- _Extract to read_:
# # # #
Let’s start with what we are told about this new feature. According to the documentation, the new UTF-8 Collations:

  1. can be used …
    1. as a database-level default Collation
    2. as a column-level Collation
    3. by appending “_UTF8” to the end of any Supplementary Character-Aware Collation (i.e. either having “_SC” in their name, OR being of level 140 or newer and not being binary)
    4. with only the CHAR and VARCHAR
  2. (implied) have no effect on NCHAR and NVARCHAR data (meaning: for these types, the UTF-8 Collations behave the same as their non-UTF-8 equivalents
  3. “This feature may provide significant storage savings, depending on the character set in use.” (emphasis mine)

Installing

When installing SQL Server 2019, the default Collation (at least for systems with English as the OS-level language) is stillSQL_Latin1_General_CP1_CI_AS“. Why, why, WHY???? Why not use “Latin1_General_100_CI_AS_SC“, which has the same sensitivities but is newer, has sort weights for more characters, supports Supplementary Characters, and is a Windows Collation (hence you don’t prevent seeks on indexed VARCHAR columns when compared to Unicode data). Sure, changing the default Collation after all these years will result in some headaches when needing to work with existing systems (that didn’t bother to change the default Collation), but it ensures that new projects started by folks who don’t know to change it will spread farther and farther throughout the galaxy, tightening its stranglehold on us (i.e. making it even harder to move away from). But that has nothing to do with UTF-8, so we can ignore it for now ( <grrrrr> , but please vote for Make Latin1_General_(100)_CI_AS the default collation for US English).

On the “Customize Database Engine Collation” screen, when selecting a Windows Collation:

  1. Collations without a version number do not allow checking either the “Supplementary characters” or “Variation selector-sensitive” options.
  2. Collations with version numbers “90” or “100” allow for checking the “Supplementary characters” option, but not the “Variation selector-sensitive” option.
  3. Collations with version number “140” have the “Supplementary characters” option checked (and cannot be unchecked), and allow for checking the “Variation selector-sensitive” option.
# # # #
- _Information given_:
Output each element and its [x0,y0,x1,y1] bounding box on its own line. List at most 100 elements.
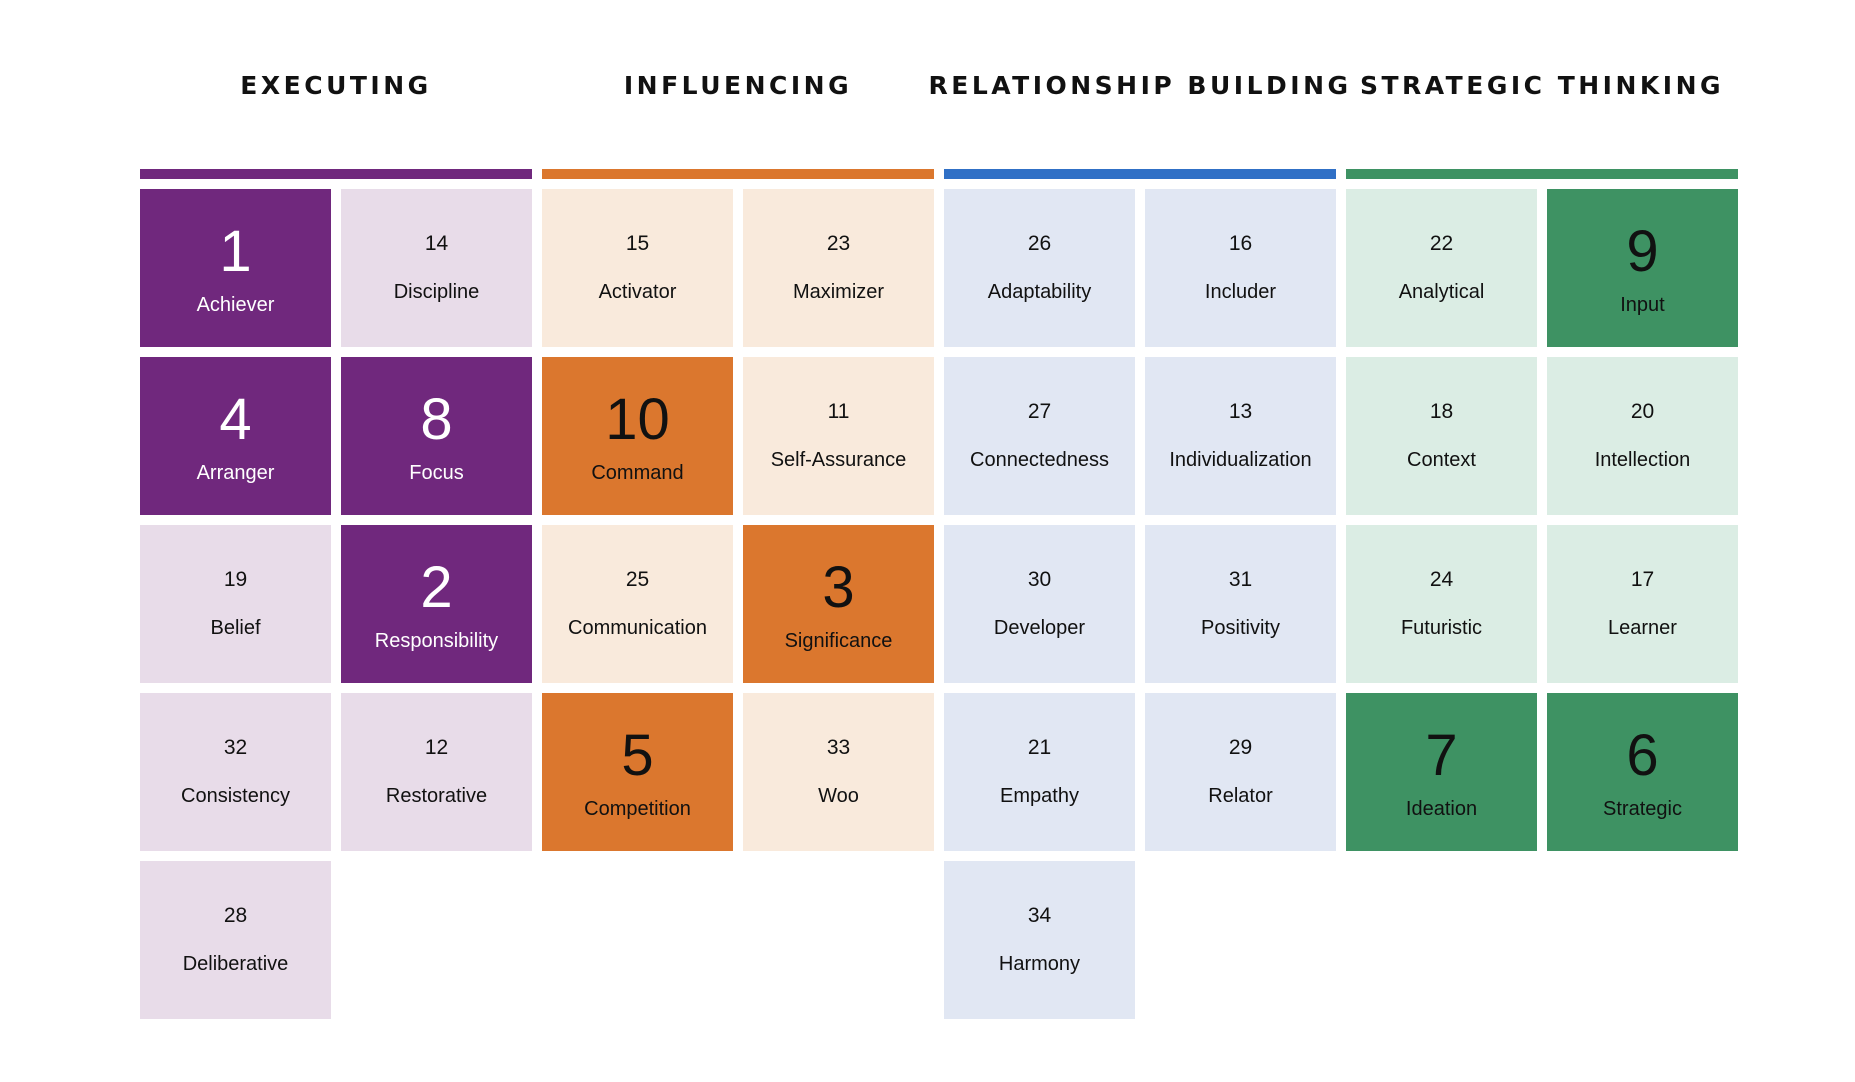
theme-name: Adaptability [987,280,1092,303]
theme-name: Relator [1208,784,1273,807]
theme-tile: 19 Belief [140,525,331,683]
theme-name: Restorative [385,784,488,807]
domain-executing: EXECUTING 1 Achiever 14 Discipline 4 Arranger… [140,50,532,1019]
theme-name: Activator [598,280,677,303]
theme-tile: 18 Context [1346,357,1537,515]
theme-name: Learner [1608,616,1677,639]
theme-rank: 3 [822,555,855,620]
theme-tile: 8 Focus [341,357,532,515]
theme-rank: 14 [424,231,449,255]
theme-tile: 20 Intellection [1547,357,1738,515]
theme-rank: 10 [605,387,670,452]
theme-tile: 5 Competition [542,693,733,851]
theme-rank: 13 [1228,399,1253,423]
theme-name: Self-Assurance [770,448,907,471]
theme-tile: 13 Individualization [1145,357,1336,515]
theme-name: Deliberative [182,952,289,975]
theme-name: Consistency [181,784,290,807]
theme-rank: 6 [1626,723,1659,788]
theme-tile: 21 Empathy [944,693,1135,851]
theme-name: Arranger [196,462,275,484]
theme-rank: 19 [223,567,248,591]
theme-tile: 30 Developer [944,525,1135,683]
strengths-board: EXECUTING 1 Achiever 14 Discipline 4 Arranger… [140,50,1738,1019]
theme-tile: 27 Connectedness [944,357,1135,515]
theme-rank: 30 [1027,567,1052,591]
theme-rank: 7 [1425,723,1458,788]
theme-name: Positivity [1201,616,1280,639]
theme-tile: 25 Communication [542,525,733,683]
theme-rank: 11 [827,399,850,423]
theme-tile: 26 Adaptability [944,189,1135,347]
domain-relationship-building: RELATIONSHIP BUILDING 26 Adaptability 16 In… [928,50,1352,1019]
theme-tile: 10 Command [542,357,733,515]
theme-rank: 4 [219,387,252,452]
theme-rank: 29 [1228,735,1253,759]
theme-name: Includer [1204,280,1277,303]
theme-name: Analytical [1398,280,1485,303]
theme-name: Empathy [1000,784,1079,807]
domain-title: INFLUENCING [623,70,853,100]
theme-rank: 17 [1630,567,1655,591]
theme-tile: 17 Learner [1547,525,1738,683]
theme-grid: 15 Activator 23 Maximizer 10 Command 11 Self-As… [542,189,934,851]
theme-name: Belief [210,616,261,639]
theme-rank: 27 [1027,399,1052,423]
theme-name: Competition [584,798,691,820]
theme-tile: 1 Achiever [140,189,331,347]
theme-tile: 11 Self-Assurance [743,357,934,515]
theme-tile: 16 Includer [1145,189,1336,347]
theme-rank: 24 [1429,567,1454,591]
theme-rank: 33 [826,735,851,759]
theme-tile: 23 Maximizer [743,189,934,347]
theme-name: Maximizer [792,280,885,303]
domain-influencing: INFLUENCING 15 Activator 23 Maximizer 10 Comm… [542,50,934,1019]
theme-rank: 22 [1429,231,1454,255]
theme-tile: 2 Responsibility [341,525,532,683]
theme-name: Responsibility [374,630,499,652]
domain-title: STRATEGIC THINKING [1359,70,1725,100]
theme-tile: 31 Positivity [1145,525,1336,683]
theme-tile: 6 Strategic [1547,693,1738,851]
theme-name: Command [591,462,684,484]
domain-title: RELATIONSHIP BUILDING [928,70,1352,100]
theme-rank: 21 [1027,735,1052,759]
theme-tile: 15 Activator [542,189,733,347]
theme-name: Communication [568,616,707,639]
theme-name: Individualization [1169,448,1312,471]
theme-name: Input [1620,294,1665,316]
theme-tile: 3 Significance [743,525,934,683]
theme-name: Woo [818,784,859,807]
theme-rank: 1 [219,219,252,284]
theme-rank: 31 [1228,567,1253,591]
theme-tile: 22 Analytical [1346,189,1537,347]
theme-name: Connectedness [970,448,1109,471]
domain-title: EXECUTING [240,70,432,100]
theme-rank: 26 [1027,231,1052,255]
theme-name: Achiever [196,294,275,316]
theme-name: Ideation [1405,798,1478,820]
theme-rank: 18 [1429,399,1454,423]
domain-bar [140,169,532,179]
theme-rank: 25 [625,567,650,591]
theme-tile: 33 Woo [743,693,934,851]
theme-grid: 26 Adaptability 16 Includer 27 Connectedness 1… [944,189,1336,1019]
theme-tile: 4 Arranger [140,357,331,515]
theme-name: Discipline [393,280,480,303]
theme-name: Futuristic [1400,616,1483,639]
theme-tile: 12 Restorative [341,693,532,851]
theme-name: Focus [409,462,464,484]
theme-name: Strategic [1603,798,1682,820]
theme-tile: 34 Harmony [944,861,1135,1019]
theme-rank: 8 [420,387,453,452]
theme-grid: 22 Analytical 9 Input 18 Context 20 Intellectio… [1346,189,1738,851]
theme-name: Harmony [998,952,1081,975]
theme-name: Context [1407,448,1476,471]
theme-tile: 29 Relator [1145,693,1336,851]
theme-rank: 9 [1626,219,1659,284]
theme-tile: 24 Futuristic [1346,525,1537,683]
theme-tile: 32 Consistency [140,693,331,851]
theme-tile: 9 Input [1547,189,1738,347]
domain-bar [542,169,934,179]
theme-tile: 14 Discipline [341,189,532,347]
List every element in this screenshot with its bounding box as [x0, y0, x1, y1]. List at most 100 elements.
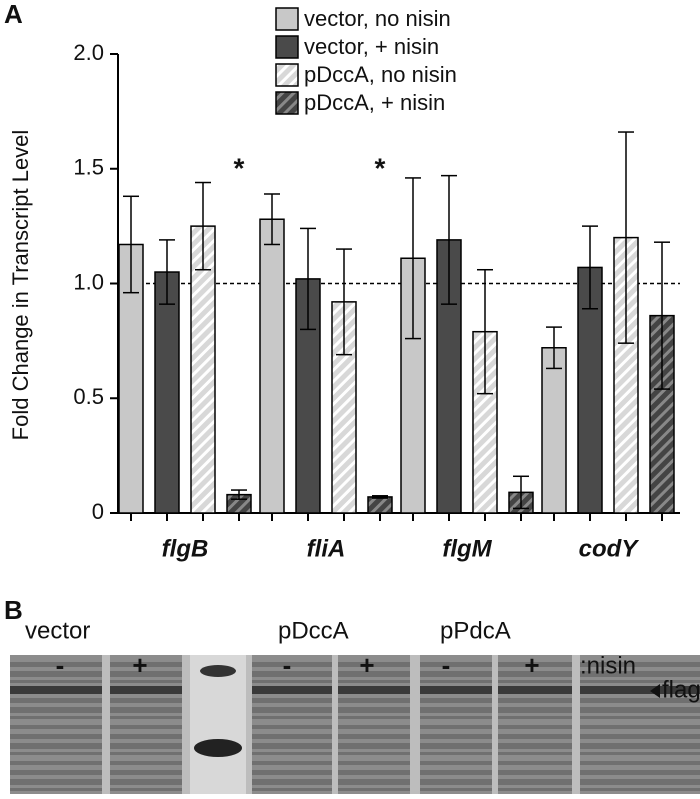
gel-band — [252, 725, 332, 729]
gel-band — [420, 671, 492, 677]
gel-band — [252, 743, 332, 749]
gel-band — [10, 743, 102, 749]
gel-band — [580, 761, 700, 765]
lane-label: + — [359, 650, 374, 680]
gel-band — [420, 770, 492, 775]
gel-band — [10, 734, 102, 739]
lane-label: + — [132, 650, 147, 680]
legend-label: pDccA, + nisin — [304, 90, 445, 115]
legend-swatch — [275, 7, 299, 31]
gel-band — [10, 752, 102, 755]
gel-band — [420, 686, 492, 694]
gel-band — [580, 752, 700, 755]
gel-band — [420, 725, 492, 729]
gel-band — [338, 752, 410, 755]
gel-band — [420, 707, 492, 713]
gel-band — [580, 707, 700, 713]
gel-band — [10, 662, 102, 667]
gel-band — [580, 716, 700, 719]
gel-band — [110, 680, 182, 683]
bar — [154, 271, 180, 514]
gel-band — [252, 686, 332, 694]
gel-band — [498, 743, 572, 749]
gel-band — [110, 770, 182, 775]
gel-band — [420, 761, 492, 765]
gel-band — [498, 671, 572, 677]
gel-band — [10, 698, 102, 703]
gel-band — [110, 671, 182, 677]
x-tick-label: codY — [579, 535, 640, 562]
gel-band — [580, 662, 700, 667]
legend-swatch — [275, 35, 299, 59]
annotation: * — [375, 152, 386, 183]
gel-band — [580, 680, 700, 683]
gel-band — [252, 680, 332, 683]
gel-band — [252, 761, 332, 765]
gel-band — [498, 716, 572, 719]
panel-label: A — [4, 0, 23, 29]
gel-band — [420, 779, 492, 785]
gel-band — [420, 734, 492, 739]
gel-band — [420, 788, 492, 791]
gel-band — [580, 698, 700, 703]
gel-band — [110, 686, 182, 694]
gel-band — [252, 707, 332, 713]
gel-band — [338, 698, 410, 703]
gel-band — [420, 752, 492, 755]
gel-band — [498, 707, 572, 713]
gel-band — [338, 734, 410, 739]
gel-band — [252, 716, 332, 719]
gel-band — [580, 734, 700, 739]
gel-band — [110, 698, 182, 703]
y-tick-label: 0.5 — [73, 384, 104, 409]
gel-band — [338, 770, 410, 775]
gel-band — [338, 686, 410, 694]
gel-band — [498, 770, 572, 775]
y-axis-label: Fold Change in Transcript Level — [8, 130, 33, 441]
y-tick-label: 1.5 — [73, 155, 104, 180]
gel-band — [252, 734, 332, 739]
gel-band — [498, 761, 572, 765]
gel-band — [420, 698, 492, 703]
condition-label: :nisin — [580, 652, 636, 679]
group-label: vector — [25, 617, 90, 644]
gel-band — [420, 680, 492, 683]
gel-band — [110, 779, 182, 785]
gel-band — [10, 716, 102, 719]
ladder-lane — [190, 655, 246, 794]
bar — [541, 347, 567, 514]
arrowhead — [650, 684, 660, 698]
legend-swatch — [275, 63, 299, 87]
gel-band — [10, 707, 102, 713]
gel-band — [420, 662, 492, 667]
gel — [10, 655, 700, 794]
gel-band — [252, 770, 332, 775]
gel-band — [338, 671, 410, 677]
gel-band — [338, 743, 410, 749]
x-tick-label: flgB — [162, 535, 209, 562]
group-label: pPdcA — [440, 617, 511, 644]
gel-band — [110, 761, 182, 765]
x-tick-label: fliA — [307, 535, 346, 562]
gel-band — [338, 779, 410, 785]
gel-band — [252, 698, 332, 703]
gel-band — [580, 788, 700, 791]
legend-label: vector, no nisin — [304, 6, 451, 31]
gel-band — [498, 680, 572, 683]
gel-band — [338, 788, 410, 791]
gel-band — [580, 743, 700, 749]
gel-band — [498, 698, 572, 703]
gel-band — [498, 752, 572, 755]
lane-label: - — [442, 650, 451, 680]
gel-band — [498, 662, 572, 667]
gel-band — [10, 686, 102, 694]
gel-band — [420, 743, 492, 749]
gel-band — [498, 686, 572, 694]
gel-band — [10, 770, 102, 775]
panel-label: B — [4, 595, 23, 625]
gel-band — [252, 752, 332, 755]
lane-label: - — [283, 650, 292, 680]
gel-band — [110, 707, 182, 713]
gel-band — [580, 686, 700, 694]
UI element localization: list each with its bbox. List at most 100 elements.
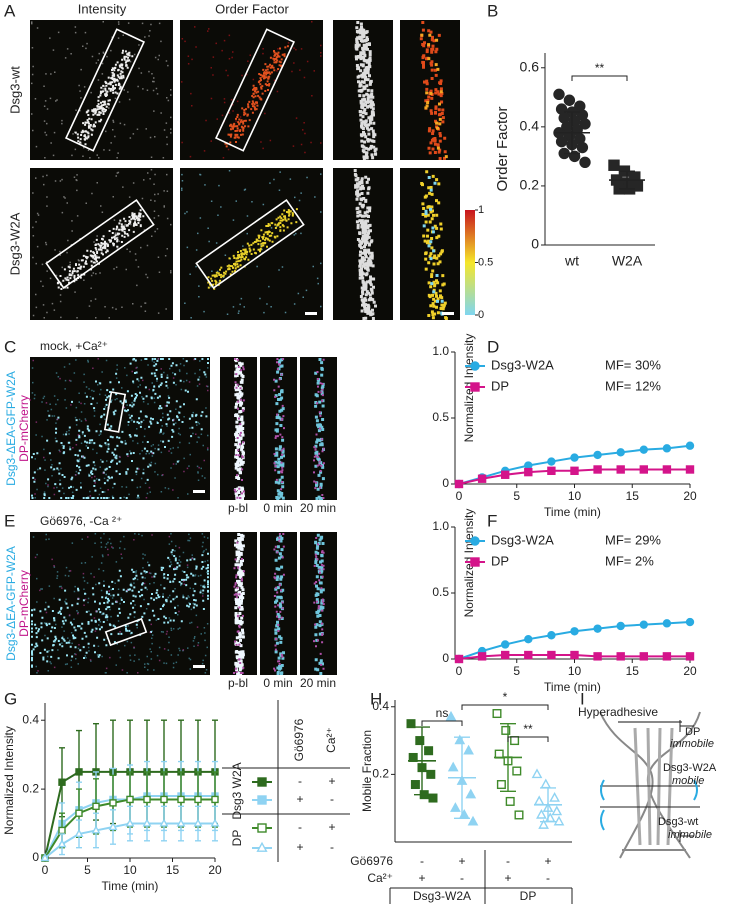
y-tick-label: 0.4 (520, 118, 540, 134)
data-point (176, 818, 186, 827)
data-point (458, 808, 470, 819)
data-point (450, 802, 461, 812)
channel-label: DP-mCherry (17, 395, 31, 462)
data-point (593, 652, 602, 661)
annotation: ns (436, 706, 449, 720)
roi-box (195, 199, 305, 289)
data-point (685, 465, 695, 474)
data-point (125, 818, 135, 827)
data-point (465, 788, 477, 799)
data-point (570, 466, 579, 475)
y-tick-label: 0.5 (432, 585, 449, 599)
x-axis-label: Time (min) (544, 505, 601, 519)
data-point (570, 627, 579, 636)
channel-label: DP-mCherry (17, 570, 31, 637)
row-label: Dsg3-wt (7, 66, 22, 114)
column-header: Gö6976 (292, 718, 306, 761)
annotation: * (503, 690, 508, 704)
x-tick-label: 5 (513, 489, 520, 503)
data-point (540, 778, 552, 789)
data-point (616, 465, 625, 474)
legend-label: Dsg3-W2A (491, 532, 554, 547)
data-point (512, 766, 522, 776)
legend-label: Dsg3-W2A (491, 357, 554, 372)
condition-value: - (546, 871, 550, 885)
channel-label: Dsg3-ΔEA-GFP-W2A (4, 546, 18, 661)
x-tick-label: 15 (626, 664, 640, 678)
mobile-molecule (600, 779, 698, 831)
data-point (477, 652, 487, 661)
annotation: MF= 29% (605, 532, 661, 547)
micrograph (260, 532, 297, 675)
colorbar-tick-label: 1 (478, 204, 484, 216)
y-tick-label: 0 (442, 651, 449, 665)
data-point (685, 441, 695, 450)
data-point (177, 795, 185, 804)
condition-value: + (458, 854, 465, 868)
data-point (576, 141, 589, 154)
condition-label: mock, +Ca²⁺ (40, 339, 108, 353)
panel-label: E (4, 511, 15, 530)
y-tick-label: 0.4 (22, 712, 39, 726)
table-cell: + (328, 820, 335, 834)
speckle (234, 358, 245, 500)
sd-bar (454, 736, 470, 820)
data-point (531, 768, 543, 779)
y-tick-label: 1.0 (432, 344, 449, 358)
# # # #
- _Tasks to perform_:
- A) From the passage on SQL Server 2019 UTF-8 collations, list each quality it gives as a reason to prefer “Latin1_General_100_CI_AS_SC” over the installation default.
- B) Extend the passage on SQL Server 2019 UTF-8 collations, starting right after its last sentence.

- _Answers for the exercise_:
- A)
- It has the same sensitivities.
- It is newer.
- It has sort weights for more characters.
- It supports Supplementary Characters.
- It is a Windows Collation, so it does not prevent seeks on indexed VARCHAR columns compared to Unicode data.

- B)
  4. (NOTE: For recent update that renders this point obsolete, please see “Update for CTP 2.1” section) There is no means of selecting a UTF-8 Collation, even if the “Supplementary characters” option is checked.

Using

By executing the queries below, we can confirm that adding _UTF8 to the end of Supplementary Character-Aware Collations does produce valid Collation names. I executed the following in [master] (which is guaranteed to not be using a UTF-8 Collation as its default Collation since there was no way to install SQL Server with one):

-- Version 90 (SQL 2005; _SC version of it started with SQL Server 2012)
SELECT 'a' COLLATE Japanese_90_CS_AS_SC_UTF8;

-- Version 100 (SQL 2008; _SC version of it started with SQL Server 2012)
SELECT 'a' COLLATE Latin1_General_100_CI_AS_SC_UTF8;

-- Version 140 (SQL 2017; no _SC version since it is implicitly supported)
SELECT 'a' COLLATE Japanese_XJIS_140_CS_AS_UTF8;

All of the above queries returned successfully.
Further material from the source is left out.